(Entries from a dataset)

-- begin --

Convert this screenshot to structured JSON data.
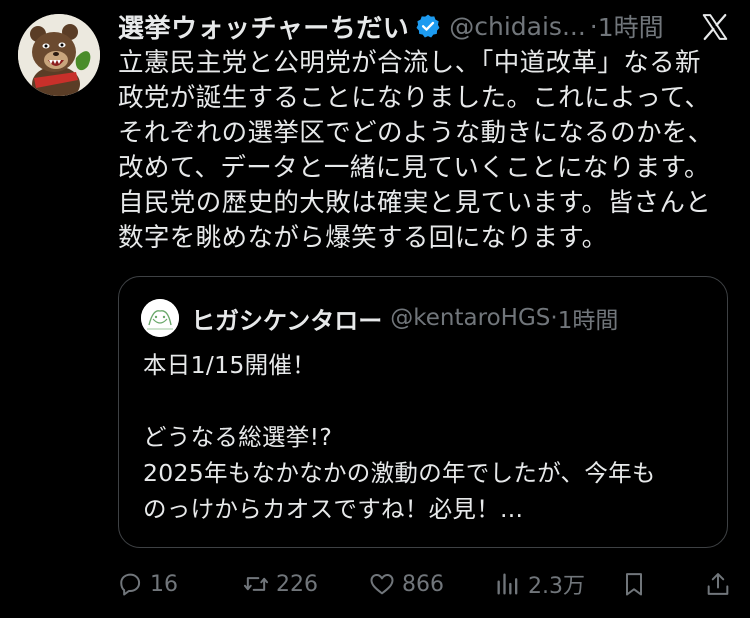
{
  "tweet": {
    "display_name": "選挙ウォッチャーちだい",
    "handle": "@chidais...",
    "separator": "·",
    "time": "1時間",
    "text": "立憲民主党と公明党が合流し、「中道改革」なる新\n政党が誕生することになりました。これによって、\nそれぞれの選挙区でどのような動きになるのかを、\n改めて、データと一緒に見ていくことになります。\n自民党の歴史的大敗は確実と見ています。皆さんと\n数字を眺めながら爆笑する回になります。"
  },
  "quote": {
    "display_name": "ヒガシケンタロー",
    "handle": "@kentaroHGS",
    "separator": "·",
    "time": "1時間",
    "text": "本日1/15開催！\n\nどうなる総選挙!?\n2025年もなかなかの激動の年でしたが、今年も\nのっけからカオスですね！必見！..."
  },
  "actions": {
    "replies": "16",
    "reposts": "226",
    "likes": "866",
    "views": "2.3万"
  },
  "colors": {
    "background": "#000000",
    "text": "#e7e9ea",
    "secondary": "#71767b",
    "verified": "#1d9bf0",
    "border": "#3e4144"
  },
  "icons": {
    "verified": "verified-badge-icon",
    "brand": "x-logo-icon",
    "reply": "reply-icon",
    "repost": "repost-icon",
    "like": "heart-icon",
    "views": "views-icon",
    "bookmark": "bookmark-icon",
    "share": "share-icon"
  }
}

-- end --

In the records above, find each line holding "text" and copy it.

    "text": "立憲民主党と公明党が合流し、「中道改革」なる新\n政党が誕生することになりました。これによって、\nそれぞれの選挙区でどのような動きになるのかを、\n改めて、データと一緒に見ていくことになります。\n自民党の歴史的大敗は確実と見ています。皆さんと\n数字を眺めながら爆笑する回になります。"
    "text": "本日1/15開催！\n\nどうなる総選挙!?\n2025年もなかなかの激動の年でしたが、今年も\nのっけからカオスですね！必見！..."
    "text": "#e7e9ea",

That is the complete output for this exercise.